- _Problem description_:
Each line should be copied exactly.

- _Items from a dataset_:
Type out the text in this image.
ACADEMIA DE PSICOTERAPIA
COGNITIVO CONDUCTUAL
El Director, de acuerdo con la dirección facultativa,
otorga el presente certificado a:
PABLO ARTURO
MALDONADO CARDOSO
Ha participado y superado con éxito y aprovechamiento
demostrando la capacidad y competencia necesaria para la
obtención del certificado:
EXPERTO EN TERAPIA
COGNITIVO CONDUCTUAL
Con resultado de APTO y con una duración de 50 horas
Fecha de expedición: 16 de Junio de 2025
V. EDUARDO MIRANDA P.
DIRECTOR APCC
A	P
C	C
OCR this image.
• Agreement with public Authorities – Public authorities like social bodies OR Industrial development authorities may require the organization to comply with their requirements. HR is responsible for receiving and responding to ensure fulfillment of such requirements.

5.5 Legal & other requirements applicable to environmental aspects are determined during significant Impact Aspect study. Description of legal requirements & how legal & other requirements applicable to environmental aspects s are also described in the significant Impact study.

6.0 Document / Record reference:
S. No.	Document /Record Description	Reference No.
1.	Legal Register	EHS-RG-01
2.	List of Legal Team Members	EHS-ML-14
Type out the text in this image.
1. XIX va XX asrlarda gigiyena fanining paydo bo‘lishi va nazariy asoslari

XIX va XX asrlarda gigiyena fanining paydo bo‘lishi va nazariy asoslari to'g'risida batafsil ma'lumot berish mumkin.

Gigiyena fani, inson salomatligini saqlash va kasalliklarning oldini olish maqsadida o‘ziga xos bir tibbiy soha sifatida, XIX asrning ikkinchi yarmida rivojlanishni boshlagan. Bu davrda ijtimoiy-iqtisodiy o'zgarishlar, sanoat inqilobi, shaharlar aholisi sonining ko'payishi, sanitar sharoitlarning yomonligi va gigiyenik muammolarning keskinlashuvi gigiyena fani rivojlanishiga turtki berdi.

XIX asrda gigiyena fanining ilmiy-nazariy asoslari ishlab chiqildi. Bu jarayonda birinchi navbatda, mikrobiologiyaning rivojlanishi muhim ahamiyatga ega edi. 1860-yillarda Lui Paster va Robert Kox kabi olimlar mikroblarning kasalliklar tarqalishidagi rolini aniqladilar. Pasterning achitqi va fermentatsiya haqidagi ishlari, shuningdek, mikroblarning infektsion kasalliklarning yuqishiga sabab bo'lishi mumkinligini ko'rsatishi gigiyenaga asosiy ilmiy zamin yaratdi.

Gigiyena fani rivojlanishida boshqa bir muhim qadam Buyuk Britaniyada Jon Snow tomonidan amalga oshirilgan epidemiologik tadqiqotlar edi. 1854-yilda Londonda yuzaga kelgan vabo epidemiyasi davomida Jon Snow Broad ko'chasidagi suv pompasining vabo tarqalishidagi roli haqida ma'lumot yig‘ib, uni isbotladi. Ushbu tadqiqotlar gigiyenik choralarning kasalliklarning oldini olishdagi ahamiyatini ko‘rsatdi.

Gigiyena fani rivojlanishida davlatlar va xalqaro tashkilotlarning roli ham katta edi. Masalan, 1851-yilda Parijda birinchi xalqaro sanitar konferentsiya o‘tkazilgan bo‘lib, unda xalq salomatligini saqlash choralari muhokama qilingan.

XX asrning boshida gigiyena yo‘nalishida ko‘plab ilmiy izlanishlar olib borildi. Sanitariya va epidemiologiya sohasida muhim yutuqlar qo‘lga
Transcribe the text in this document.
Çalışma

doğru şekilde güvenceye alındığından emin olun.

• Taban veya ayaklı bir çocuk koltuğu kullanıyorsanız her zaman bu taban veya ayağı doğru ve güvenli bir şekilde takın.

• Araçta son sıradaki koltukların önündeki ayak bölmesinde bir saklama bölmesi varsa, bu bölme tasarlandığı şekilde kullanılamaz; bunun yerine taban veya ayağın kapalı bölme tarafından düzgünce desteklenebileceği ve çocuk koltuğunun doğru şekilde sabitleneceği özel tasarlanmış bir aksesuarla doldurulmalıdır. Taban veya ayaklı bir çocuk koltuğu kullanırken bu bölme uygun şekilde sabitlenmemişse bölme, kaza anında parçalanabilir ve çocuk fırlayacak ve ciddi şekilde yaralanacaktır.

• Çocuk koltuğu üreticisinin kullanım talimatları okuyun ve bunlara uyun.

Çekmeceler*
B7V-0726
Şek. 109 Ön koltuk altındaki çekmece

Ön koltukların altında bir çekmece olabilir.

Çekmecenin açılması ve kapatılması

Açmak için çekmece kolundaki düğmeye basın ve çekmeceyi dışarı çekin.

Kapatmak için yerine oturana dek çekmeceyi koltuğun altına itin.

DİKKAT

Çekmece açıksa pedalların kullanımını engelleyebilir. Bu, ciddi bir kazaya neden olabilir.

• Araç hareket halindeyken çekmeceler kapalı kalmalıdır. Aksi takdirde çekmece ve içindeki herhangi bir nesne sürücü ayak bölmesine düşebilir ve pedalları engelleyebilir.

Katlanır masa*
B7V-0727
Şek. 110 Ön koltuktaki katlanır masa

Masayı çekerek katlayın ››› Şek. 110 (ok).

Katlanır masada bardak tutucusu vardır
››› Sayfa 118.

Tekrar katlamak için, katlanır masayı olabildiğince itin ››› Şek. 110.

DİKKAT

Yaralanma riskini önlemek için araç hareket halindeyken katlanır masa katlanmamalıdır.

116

- _Problem solution_:
Type out the text in this image.
ACADEMIA DE PSICOTERAPIA
COGNITIVO CONDUCTUAL
El Director, de acuerdo con la dirección facultativa,
otorga el presente certificado a:
PABLO ARTURO
MALDONADO CARDOSO
Ha participado y superado con éxito y aprovechamiento
demostrando la capacidad y competencia necesaria para la
obtención del certificado:
EXPERTO EN TERAPIA
COGNITIVO CONDUCTUAL
Con resultado de APTO y con una duración de 50 horas
Fecha de expedición: 16 de Junio de 2025
V. EDUARDO MIRANDA P.
DIRECTOR APCC
A	P
C	C
OCR this image.
• Agreement with public Authorities – Public authorities like social bodies OR Industrial development authorities may require the organization to comply with their requirements. HR is responsible for receiving and responding to ensure fulfillment of such requirements.

5.5 Legal & other requirements applicable to environmental aspects are determined during significant Impact Aspect study. Description of legal requirements & how legal & other requirements applicable to environmental aspects s are also described in the significant Impact study.

6.0 Document / Record reference:
S. No.	Document /Record Description	Reference No.
1.	Legal Register	EHS-RG-01
2.	List of Legal Team Members	EHS-ML-14
Type out the text in this image.
1. XIX va XX asrlarda gigiyena fanining paydo bo‘lishi va nazariy asoslari

XIX va XX asrlarda gigiyena fanining paydo bo‘lishi va nazariy asoslari to'g'risida batafsil ma'lumot berish mumkin.

Gigiyena fani, inson salomatligini saqlash va kasalliklarning oldini olish maqsadida o‘ziga xos bir tibbiy soha sifatida, XIX asrning ikkinchi yarmida rivojlanishni boshlagan. Bu davrda ijtimoiy-iqtisodiy o'zgarishlar, sanoat inqilobi, shaharlar aholisi sonining ko'payishi, sanitar sharoitlarning yomonligi va gigiyenik muammolarning keskinlashuvi gigiyena fani rivojlanishiga turtki berdi.

XIX asrda gigiyena fanining ilmiy-nazariy asoslari ishlab chiqildi. Bu jarayonda birinchi navbatda, mikrobiologiyaning rivojlanishi muhim ahamiyatga ega edi. 1860-yillarda Lui Paster va Robert Kox kabi olimlar mikroblarning kasalliklar tarqalishidagi rolini aniqladilar. Pasterning achitqi va fermentatsiya haqidagi ishlari, shuningdek, mikroblarning infektsion kasalliklarning yuqishiga sabab bo'lishi mumkinligini ko'rsatishi gigiyenaga asosiy ilmiy zamin yaratdi.

Gigiyena fani rivojlanishida boshqa bir muhim qadam Buyuk Britaniyada Jon Snow tomonidan amalga oshirilgan epidemiologik tadqiqotlar edi. 1854-yilda Londonda yuzaga kelgan vabo epidemiyasi davomida Jon Snow Broad ko'chasidagi suv pompasining vabo tarqalishidagi roli haqida ma'lumot yig‘ib, uni isbotladi. Ushbu tadqiqotlar gigiyenik choralarning kasalliklarning oldini olishdagi ahamiyatini ko‘rsatdi.

Gigiyena fani rivojlanishida davlatlar va xalqaro tashkilotlarning roli ham katta edi. Masalan, 1851-yilda Parijda birinchi xalqaro sanitar konferentsiya o‘tkazilgan bo‘lib, unda xalq salomatligini saqlash choralari muhokama qilingan.

XX asrning boshida gigiyena yo‘nalishida ko‘plab ilmiy izlanishlar olib borildi. Sanitariya va epidemiologiya sohasida muhim yutuqlar qo‘lga
Transcribe the text in this document.
Çalışma

doğru şekilde güvenceye alındığından emin olun.

• Taban veya ayaklı bir çocuk koltuğu kullanıyorsanız her zaman bu taban veya ayağı doğru ve güvenli bir şekilde takın.

• Araçta son sıradaki koltukların önündeki ayak bölmesinde bir saklama bölmesi varsa, bu bölme tasarlandığı şekilde kullanılamaz; bunun yerine taban veya ayağın kapalı bölme tarafından düzgünce desteklenebileceği ve çocuk koltuğunun doğru şekilde sabitleneceği özel tasarlanmış bir aksesuarla doldurulmalıdır. Taban veya ayaklı bir çocuk koltuğu kullanırken bu bölme uygun şekilde sabitlenmemişse bölme, kaza anında parçalanabilir ve çocuk fırlayacak ve ciddi şekilde yaralanacaktır.

• Çocuk koltuğu üreticisinin kullanım talimatları okuyun ve bunlara uyun.

Çekmeceler*
B7V-0726
Şek. 109 Ön koltuk altındaki çekmece

Ön koltukların altında bir çekmece olabilir.

Çekmecenin açılması ve kapatılması

Açmak için çekmece kolundaki düğmeye basın ve çekmeceyi dışarı çekin.

Kapatmak için yerine oturana dek çekmeceyi koltuğun altına itin.

DİKKAT

Çekmece açıksa pedalların kullanımını engelleyebilir. Bu, ciddi bir kazaya neden olabilir.

• Araç hareket halindeyken çekmeceler kapalı kalmalıdır. Aksi takdirde çekmece ve içindeki herhangi bir nesne sürücü ayak bölmesine düşebilir ve pedalları engelleyebilir.

Katlanır masa*
B7V-0727
Şek. 110 Ön koltuktaki katlanır masa

Masayı çekerek katlayın ››› Şek. 110 (ok).

Katlanır masada bardak tutucusu vardır
››› Sayfa 118.

Tekrar katlamak için, katlanır masayı olabildiğince itin ››› Şek. 110.

DİKKAT

Yaralanma riskini önlemek için araç hareket halindeyken katlanır masa katlanmamalıdır.

116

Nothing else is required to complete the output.